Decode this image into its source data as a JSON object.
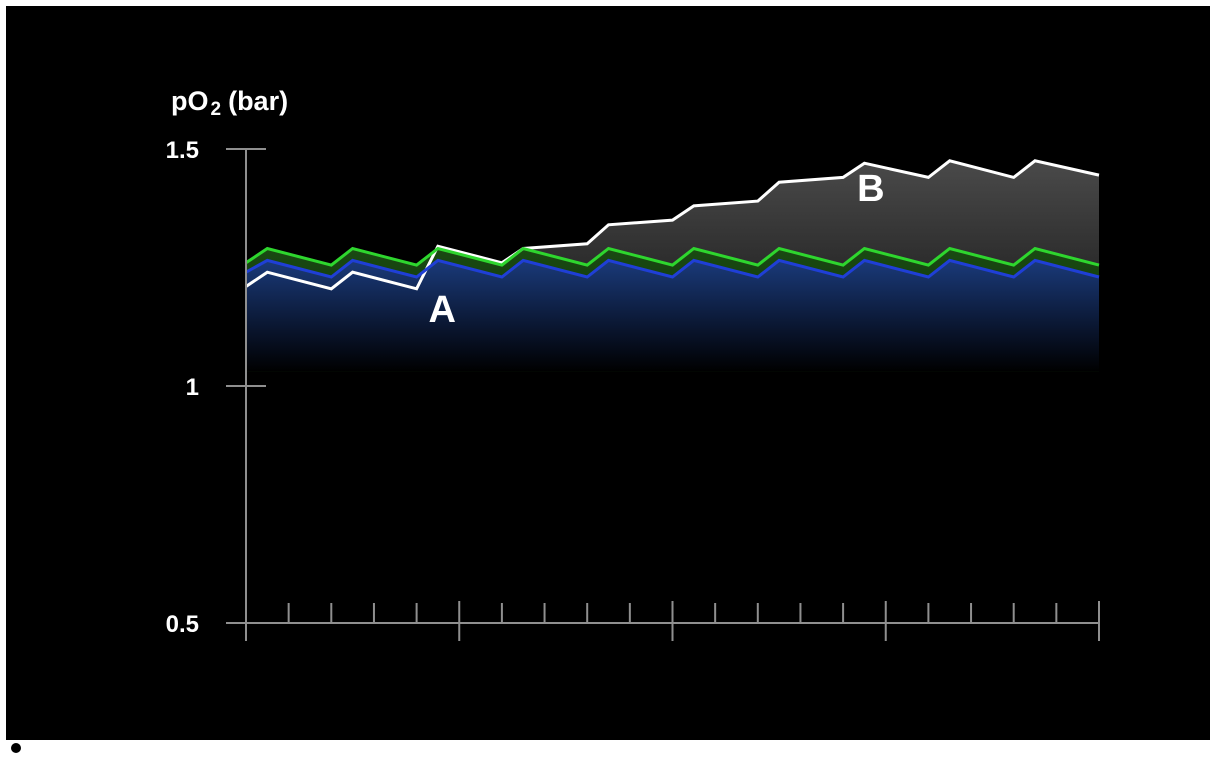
{
  "chart_data": {
    "type": "line",
    "ylabel": "pO",
    "ylabel_sub": "2",
    "ylabel_unit": "(bar)",
    "yticks": [
      "1.5",
      "1",
      "0.5"
    ],
    "ytick_values": [
      1.5,
      1.0,
      0.5
    ],
    "ylim": [
      0.5,
      1.5
    ],
    "xlim": [
      0,
      40
    ],
    "x_major_ticks": [
      0,
      10,
      20,
      30,
      40
    ],
    "x_minor_tick_step": 2,
    "grid": false,
    "annotations": [
      {
        "text": "A",
        "x": 9.2,
        "y": 1.135
      },
      {
        "text": "B",
        "x": 29.3,
        "y": 1.39
      }
    ],
    "series": [
      {
        "color": "#ffffff",
        "x": [
          0,
          1,
          4,
          5,
          8,
          9,
          12,
          13,
          16,
          17,
          20,
          21,
          24,
          25,
          28,
          29,
          32,
          33,
          36,
          37,
          40
        ],
        "y": [
          1.21,
          1.24,
          1.205,
          1.24,
          1.205,
          1.295,
          1.26,
          1.29,
          1.3,
          1.34,
          1.35,
          1.38,
          1.39,
          1.43,
          1.44,
          1.47,
          1.44,
          1.475,
          1.44,
          1.475,
          1.445
        ]
      },
      {
        "color": "#2ed62e",
        "x": [
          0,
          1,
          4,
          5,
          8,
          9,
          12,
          13,
          16,
          17,
          20,
          21,
          24,
          25,
          28,
          29,
          32,
          33,
          36,
          37,
          40
        ],
        "y": [
          1.26,
          1.29,
          1.255,
          1.29,
          1.255,
          1.29,
          1.255,
          1.29,
          1.255,
          1.29,
          1.255,
          1.29,
          1.255,
          1.29,
          1.255,
          1.29,
          1.255,
          1.29,
          1.255,
          1.29,
          1.255
        ]
      },
      {
        "color": "#1f3fd6",
        "x": [
          0,
          1,
          4,
          5,
          8,
          9,
          12,
          13,
          16,
          17,
          20,
          21,
          24,
          25,
          28,
          29,
          32,
          33,
          36,
          37,
          40
        ],
        "y": [
          1.24,
          1.265,
          1.23,
          1.265,
          1.23,
          1.265,
          1.23,
          1.265,
          1.23,
          1.265,
          1.23,
          1.265,
          1.23,
          1.265,
          1.23,
          1.265,
          1.23,
          1.265,
          1.23,
          1.265,
          1.23
        ]
      }
    ]
  }
}
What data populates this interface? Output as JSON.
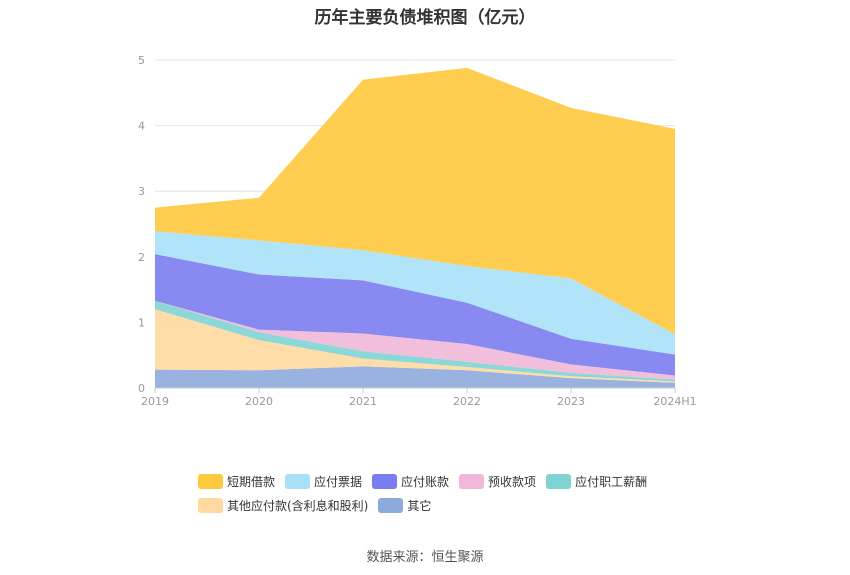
{
  "title": "历年主要负债堆积图（亿元）",
  "source": "数据来源：恒生聚源",
  "chart_data": {
    "type": "area",
    "stacked": true,
    "categories": [
      "2019",
      "2020",
      "2021",
      "2022",
      "2023",
      "2024H1"
    ],
    "ylim": [
      0,
      5
    ],
    "yticks": [
      "0",
      "1",
      "2",
      "3",
      "4",
      "5"
    ],
    "grid": true,
    "legend_position": "bottom",
    "series": [
      {
        "name": "其它",
        "color": "#8eaadb",
        "values": [
          0.28,
          0.27,
          0.33,
          0.27,
          0.15,
          0.08
        ]
      },
      {
        "name": "其他应付款(含利息和股利)",
        "color": "#ffd9a0",
        "values": [
          0.92,
          0.46,
          0.12,
          0.05,
          0.03,
          0.02
        ]
      },
      {
        "name": "应付职工薪酬",
        "color": "#7fd3d3",
        "values": [
          0.13,
          0.12,
          0.11,
          0.08,
          0.05,
          0.03
        ]
      },
      {
        "name": "预收款项",
        "color": "#f0b8d8",
        "values": [
          0.0,
          0.04,
          0.27,
          0.27,
          0.13,
          0.06
        ]
      },
      {
        "name": "应付账款",
        "color": "#7b7cf0",
        "values": [
          0.71,
          0.84,
          0.81,
          0.63,
          0.39,
          0.32
        ]
      },
      {
        "name": "应付票据",
        "color": "#a8e0f8",
        "values": [
          0.35,
          0.52,
          0.46,
          0.56,
          0.92,
          0.31
        ]
      },
      {
        "name": "短期借款",
        "color": "#ffc93d",
        "values": [
          0.36,
          0.65,
          2.6,
          3.02,
          2.6,
          3.13
        ]
      }
    ],
    "legend_order": [
      "短期借款",
      "应付票据",
      "应付账款",
      "预收款项",
      "应付职工薪酬",
      "其他应付款(含利息和股利)",
      "其它"
    ]
  }
}
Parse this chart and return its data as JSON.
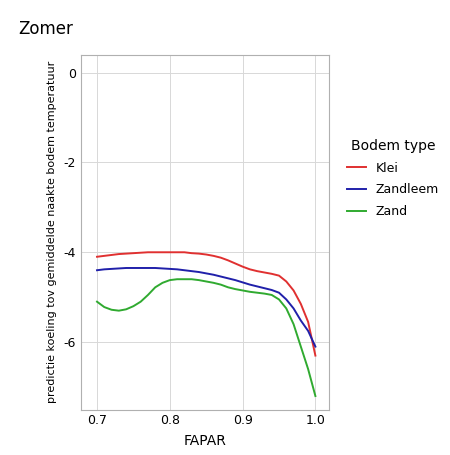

## Task directions
Without the pictures, output the full listing exactly as it stands.

## Right answer
Decode this image into its source data as a JSON object.
{
  "chart_data": {
    "type": "line",
    "ylabel": "pO",
    "ylabel_sub": "2",
    "ylabel_unit": "(bar)",
    "yticks": [
      "1.5",
      "1",
      "0.5"
    ],
    "ytick_values": [
      1.5,
      1.0,
      0.5
    ],
    "ylim": [
      0.5,
      1.5
    ],
    "xlim": [
      0,
      40
    ],
    "x_major_ticks": [
      0,
      10,
      20,
      30,
      40
    ],
    "x_minor_tick_step": 2,
    "grid": false,
    "annotations": [
      {
        "text": "A",
        "x": 9.2,
        "y": 1.135
      },
      {
        "text": "B",
        "x": 29.3,
        "y": 1.39
      }
    ],
    "series": [
      {
        "color": "#ffffff",
        "x": [
          0,
          1,
          4,
          5,
          8,
          9,
          12,
          13,
          16,
          17,
          20,
          21,
          24,
          25,
          28,
          29,
          32,
          33,
          36,
          37,
          40
        ],
        "y": [
          1.21,
          1.24,
          1.205,
          1.24,
          1.205,
          1.295,
          1.26,
          1.29,
          1.3,
          1.34,
          1.35,
          1.38,
          1.39,
          1.43,
          1.44,
          1.47,
          1.44,
          1.475,
          1.44,
          1.475,
          1.445
        ]
      },
      {
        "color": "#2ed62e",
        "x": [
          0,
          1,
          4,
          5,
          8,
          9,
          12,
          13,
          16,
          17,
          20,
          21,
          24,
          25,
          28,
          29,
          32,
          33,
          36,
          37,
          40
        ],
        "y": [
          1.26,
          1.29,
          1.255,
          1.29,
          1.255,
          1.29,
          1.255,
          1.29,
          1.255,
          1.29,
          1.255,
          1.29,
          1.255,
          1.29,
          1.255,
          1.29,
          1.255,
          1.29,
          1.255,
          1.29,
          1.255
        ]
      },
      {
        "color": "#1f3fd6",
        "x": [
          0,
          1,
          4,
          5,
          8,
          9,
          12,
          13,
          16,
          17,
          20,
          21,
          24,
          25,
          28,
          29,
          32,
          33,
          36,
          37,
          40
        ],
        "y": [
          1.24,
          1.265,
          1.23,
          1.265,
          1.23,
          1.265,
          1.23,
          1.265,
          1.23,
          1.265,
          1.23,
          1.265,
          1.23,
          1.265,
          1.23,
          1.265,
          1.23,
          1.265,
          1.23,
          1.265,
          1.23
        ]
      }
    ]
  }
}
What data populates this interface? Output as JSON.
{
  "title": "历年主要负债堆积图（亿元）",
  "source": "数据来源：恒生聚源",
  "chart_data": {
    "type": "area",
    "stacked": true,
    "categories": [
      "2019",
      "2020",
      "2021",
      "2022",
      "2023",
      "2024H1"
    ],
    "ylim": [
      0,
      5
    ],
    "yticks": [
      "0",
      "1",
      "2",
      "3",
      "4",
      "5"
    ],
    "grid": true,
    "legend_position": "bottom",
    "series": [
      {
        "name": "其它",
        "color": "#8eaadb",
        "values": [
          0.28,
          0.27,
          0.33,
          0.27,
          0.15,
          0.08
        ]
      },
      {
        "name": "其他应付款(含利息和股利)",
        "color": "#ffd9a0",
        "values": [
          0.92,
          0.46,
          0.12,
          0.05,
          0.03,
          0.02
        ]
      },
      {
        "name": "应付职工薪酬",
        "color": "#7fd3d3",
        "values": [
          0.13,
          0.12,
          0.11,
          0.08,
          0.05,
          0.03
        ]
      },
      {
        "name": "预收款项",
        "color": "#f0b8d8",
        "values": [
          0.0,
          0.04,
          0.27,
          0.27,
          0.13,
          0.06
        ]
      },
      {
        "name": "应付账款",
        "color": "#7b7cf0",
        "values": [
          0.71,
          0.84,
          0.81,
          0.63,
          0.39,
          0.32
        ]
      },
      {
        "name": "应付票据",
        "color": "#a8e0f8",
        "values": [
          0.35,
          0.52,
          0.46,
          0.56,
          0.92,
          0.31
        ]
      },
      {
        "name": "短期借款",
        "color": "#ffc93d",
        "values": [
          0.36,
          0.65,
          2.6,
          3.02,
          2.6,
          3.13
        ]
      }
    ],
    "legend_order": [
      "短期借款",
      "应付票据",
      "应付账款",
      "预收款项",
      "应付职工薪酬",
      "其他应付款(含利息和股利)",
      "其它"
    ]
  }
}
Parse this chart and return its data as JSON.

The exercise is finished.